PROBLEM DETAILS: Where a line below holds the string "Rate", copy that line.

— begin TASK MATERIAL —

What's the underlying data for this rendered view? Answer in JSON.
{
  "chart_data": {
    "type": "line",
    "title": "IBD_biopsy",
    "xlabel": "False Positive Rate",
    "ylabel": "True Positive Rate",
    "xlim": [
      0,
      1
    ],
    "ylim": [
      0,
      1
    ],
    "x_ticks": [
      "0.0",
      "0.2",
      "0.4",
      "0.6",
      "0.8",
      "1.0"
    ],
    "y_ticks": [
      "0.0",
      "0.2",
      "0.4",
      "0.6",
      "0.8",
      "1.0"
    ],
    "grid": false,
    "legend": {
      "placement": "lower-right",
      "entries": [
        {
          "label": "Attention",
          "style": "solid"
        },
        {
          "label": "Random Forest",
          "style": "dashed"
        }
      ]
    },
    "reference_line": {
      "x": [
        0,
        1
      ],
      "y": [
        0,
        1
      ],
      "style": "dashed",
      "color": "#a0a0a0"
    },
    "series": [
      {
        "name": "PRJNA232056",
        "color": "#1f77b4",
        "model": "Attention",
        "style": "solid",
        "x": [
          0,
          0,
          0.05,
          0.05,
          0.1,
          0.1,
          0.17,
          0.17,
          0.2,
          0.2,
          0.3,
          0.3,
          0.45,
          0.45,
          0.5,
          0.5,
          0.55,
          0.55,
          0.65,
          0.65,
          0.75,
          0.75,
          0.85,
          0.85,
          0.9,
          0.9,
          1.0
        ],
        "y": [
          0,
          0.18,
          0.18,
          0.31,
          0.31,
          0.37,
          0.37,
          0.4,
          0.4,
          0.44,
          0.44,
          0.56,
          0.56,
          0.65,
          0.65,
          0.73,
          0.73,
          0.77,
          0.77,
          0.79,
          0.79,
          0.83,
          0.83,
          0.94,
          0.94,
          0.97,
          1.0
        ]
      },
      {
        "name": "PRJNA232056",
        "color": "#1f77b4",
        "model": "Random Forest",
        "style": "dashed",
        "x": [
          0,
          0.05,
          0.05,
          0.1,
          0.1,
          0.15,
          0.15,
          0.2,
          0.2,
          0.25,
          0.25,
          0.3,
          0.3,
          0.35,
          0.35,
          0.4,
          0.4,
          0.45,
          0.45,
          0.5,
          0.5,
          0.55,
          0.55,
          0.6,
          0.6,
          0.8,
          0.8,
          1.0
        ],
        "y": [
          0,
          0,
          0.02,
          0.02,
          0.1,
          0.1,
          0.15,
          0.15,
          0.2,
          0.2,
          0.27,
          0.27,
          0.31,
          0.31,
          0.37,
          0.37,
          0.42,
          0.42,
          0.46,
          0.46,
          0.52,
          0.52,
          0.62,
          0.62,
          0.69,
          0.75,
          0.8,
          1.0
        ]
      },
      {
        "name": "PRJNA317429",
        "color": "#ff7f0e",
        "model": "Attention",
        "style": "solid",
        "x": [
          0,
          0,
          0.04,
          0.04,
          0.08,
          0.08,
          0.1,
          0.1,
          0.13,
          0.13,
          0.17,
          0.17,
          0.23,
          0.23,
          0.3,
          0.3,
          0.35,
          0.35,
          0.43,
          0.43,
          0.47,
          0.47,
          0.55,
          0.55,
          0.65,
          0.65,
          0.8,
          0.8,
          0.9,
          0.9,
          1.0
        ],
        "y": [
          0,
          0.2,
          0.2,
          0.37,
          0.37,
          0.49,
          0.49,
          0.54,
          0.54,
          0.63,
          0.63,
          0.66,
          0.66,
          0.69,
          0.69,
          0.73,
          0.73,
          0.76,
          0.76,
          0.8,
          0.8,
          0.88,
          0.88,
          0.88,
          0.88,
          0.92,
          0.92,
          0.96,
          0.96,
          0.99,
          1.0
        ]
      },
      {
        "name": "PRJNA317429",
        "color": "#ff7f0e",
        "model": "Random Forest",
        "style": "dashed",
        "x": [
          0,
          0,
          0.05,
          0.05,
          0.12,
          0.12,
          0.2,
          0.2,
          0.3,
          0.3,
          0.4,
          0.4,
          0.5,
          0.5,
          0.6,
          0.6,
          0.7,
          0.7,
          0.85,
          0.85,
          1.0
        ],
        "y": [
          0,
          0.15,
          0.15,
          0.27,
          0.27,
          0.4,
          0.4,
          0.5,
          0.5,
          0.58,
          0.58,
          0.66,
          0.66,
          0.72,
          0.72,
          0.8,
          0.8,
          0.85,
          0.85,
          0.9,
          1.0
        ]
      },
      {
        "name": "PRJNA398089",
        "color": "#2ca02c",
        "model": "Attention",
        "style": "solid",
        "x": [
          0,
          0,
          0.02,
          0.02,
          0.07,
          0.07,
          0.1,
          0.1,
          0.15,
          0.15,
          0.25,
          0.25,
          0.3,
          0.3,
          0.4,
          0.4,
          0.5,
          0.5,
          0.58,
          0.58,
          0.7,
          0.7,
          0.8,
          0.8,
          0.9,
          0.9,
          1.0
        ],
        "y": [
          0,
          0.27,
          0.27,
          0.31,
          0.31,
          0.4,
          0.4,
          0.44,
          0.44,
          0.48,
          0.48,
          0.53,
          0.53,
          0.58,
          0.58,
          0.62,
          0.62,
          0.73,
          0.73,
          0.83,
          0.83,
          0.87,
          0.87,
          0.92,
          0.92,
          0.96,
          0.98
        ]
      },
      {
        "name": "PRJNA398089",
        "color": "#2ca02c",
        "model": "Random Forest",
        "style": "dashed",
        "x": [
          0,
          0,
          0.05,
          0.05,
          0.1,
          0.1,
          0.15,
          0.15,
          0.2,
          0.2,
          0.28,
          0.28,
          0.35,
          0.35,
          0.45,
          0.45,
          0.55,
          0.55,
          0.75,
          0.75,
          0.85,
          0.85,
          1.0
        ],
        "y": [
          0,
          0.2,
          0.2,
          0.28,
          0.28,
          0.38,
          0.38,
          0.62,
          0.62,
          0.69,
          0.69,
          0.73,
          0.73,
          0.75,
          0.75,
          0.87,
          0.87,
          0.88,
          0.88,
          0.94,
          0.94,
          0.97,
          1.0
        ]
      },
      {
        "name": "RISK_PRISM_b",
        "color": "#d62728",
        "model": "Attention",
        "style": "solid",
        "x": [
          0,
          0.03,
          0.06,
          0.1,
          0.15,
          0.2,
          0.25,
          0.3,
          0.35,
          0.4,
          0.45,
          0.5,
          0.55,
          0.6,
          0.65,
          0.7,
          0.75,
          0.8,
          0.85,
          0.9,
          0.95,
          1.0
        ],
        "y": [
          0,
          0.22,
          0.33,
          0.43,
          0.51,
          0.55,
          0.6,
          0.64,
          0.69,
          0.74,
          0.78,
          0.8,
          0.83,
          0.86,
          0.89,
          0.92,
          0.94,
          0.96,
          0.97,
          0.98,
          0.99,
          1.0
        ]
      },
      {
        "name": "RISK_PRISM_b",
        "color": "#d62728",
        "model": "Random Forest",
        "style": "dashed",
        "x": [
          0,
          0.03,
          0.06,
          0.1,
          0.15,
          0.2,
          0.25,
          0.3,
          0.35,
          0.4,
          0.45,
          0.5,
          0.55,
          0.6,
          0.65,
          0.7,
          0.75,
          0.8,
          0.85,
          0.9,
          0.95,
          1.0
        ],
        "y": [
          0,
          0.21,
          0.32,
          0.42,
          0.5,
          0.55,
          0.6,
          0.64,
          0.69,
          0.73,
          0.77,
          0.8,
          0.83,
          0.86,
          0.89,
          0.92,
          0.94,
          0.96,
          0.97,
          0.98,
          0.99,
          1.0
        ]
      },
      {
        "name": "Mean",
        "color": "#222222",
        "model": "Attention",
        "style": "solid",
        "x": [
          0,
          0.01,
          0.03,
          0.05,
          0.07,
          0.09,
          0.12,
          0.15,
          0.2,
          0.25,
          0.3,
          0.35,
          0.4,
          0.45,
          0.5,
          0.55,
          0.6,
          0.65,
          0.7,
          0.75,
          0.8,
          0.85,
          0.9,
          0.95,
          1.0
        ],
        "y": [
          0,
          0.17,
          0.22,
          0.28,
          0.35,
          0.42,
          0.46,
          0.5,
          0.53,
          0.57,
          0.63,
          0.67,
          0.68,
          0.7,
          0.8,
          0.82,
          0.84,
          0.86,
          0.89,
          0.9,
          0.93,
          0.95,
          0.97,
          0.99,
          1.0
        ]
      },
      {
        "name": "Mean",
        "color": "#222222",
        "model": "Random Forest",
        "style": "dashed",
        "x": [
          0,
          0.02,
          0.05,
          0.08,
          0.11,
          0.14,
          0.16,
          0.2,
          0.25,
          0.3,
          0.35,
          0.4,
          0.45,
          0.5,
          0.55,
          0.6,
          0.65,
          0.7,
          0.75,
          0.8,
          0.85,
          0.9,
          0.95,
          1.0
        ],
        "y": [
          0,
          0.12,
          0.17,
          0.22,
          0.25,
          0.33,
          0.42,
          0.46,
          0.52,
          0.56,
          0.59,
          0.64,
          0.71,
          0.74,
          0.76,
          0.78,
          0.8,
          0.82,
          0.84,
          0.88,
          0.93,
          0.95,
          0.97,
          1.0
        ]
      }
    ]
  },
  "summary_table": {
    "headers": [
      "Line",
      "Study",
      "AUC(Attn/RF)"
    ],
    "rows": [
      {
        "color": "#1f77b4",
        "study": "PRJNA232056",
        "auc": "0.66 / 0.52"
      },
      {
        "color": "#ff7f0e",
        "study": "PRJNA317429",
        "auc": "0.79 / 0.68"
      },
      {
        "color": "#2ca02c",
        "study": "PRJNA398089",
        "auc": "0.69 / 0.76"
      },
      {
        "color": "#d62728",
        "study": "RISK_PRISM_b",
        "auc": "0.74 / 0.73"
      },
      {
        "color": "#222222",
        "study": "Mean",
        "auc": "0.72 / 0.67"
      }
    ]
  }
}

— end TASK MATERIAL —

WORKED SOLUTION:
    "xlabel": "False Positive Rate",
    "ylabel": "True Positive Rate",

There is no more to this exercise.